What you should do:
The data must be written out once more, precisely as given.
▼▼▼
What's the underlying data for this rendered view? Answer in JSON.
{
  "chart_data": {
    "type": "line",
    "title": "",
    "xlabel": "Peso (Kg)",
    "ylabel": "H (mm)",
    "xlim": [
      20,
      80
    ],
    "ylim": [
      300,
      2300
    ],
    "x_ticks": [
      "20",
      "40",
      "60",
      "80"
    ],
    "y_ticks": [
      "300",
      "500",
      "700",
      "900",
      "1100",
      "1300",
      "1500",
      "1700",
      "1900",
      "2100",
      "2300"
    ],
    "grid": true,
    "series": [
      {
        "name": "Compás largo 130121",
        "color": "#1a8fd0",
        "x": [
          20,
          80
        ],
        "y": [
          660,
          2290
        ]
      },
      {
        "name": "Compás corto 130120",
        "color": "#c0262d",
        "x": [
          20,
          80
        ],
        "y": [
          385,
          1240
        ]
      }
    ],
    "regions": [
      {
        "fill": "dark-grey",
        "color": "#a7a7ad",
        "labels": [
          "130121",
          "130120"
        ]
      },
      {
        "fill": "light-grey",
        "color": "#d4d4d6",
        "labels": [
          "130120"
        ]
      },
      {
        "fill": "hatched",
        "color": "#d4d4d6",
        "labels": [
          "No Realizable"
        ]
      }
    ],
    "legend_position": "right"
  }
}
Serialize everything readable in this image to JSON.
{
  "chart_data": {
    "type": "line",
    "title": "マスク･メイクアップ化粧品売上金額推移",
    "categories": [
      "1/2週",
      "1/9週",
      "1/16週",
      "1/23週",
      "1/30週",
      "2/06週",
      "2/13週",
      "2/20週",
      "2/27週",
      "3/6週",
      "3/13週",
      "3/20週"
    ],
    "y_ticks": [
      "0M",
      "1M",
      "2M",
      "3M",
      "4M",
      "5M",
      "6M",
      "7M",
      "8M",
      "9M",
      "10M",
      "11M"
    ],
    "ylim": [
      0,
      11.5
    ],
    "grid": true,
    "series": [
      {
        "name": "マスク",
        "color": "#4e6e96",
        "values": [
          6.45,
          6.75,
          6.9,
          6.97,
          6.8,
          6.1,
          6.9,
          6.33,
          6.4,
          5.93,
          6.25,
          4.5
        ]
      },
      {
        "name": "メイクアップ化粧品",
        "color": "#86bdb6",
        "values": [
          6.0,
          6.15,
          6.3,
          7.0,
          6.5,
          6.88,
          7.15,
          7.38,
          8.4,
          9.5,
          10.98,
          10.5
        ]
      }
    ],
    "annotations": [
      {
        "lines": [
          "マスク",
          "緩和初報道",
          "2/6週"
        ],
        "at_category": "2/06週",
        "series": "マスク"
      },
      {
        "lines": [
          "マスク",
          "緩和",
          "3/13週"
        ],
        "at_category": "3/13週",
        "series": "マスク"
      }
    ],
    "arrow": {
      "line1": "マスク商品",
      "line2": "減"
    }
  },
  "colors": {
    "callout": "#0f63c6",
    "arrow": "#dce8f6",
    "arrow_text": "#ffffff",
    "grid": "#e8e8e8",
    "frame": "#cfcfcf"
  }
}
▲▲▲
Result for this exercise:
What's the underlying data for this rendered view? Answer in JSON.
{
  "chart_data": {
    "type": "line",
    "title": "",
    "xlabel": "Peso (Kg)",
    "ylabel": "H (mm)",
    "xlim": [
      20,
      80
    ],
    "ylim": [
      300,
      2300
    ],
    "x_ticks": [
      "20",
      "40",
      "60",
      "80"
    ],
    "y_ticks": [
      "300",
      "500",
      "700",
      "900",
      "1100",
      "1300",
      "1500",
      "1700",
      "1900",
      "2100",
      "2300"
    ],
    "grid": true,
    "series": [
      {
        "name": "Compás largo 130121",
        "color": "#1a8fd0",
        "x": [
          20,
          80
        ],
        "y": [
          660,
          2290
        ]
      },
      {
        "name": "Compás corto 130120",
        "color": "#c0262d",
        "x": [
          20,
          80
        ],
        "y": [
          385,
          1240
        ]
      }
    ],
    "regions": [
      {
        "fill": "dark-grey",
        "color": "#a7a7ad",
        "labels": [
          "130121",
          "130120"
        ]
      },
      {
        "fill": "light-grey",
        "color": "#d4d4d6",
        "labels": [
          "130120"
        ]
      },
      {
        "fill": "hatched",
        "color": "#d4d4d6",
        "labels": [
          "No Realizable"
        ]
      }
    ],
    "legend_position": "right"
  }
}
Serialize everything readable in this image to JSON.
{
  "chart_data": {
    "type": "line",
    "title": "マスク･メイクアップ化粧品売上金額推移",
    "categories": [
      "1/2週",
      "1/9週",
      "1/16週",
      "1/23週",
      "1/30週",
      "2/06週",
      "2/13週",
      "2/20週",
      "2/27週",
      "3/6週",
      "3/13週",
      "3/20週"
    ],
    "y_ticks": [
      "0M",
      "1M",
      "2M",
      "3M",
      "4M",
      "5M",
      "6M",
      "7M",
      "8M",
      "9M",
      "10M",
      "11M"
    ],
    "ylim": [
      0,
      11.5
    ],
    "grid": true,
    "series": [
      {
        "name": "マスク",
        "color": "#4e6e96",
        "values": [
          6.45,
          6.75,
          6.9,
          6.97,
          6.8,
          6.1,
          6.9,
          6.33,
          6.4,
          5.93,
          6.25,
          4.5
        ]
      },
      {
        "name": "メイクアップ化粧品",
        "color": "#86bdb6",
        "values": [
          6.0,
          6.15,
          6.3,
          7.0,
          6.5,
          6.88,
          7.15,
          7.38,
          8.4,
          9.5,
          10.98,
          10.5
        ]
      }
    ],
    "annotations": [
      {
        "lines": [
          "マスク",
          "緩和初報道",
          "2/6週"
        ],
        "at_category": "2/06週",
        "series": "マスク"
      },
      {
        "lines": [
          "マスク",
          "緩和",
          "3/13週"
        ],
        "at_category": "3/13週",
        "series": "マスク"
      }
    ],
    "arrow": {
      "line1": "マスク商品",
      "line2": "減"
    }
  },
  "colors": {
    "callout": "#0f63c6",
    "arrow": "#dce8f6",
    "arrow_text": "#ffffff",
    "grid": "#e8e8e8",
    "frame": "#cfcfcf"
  }
}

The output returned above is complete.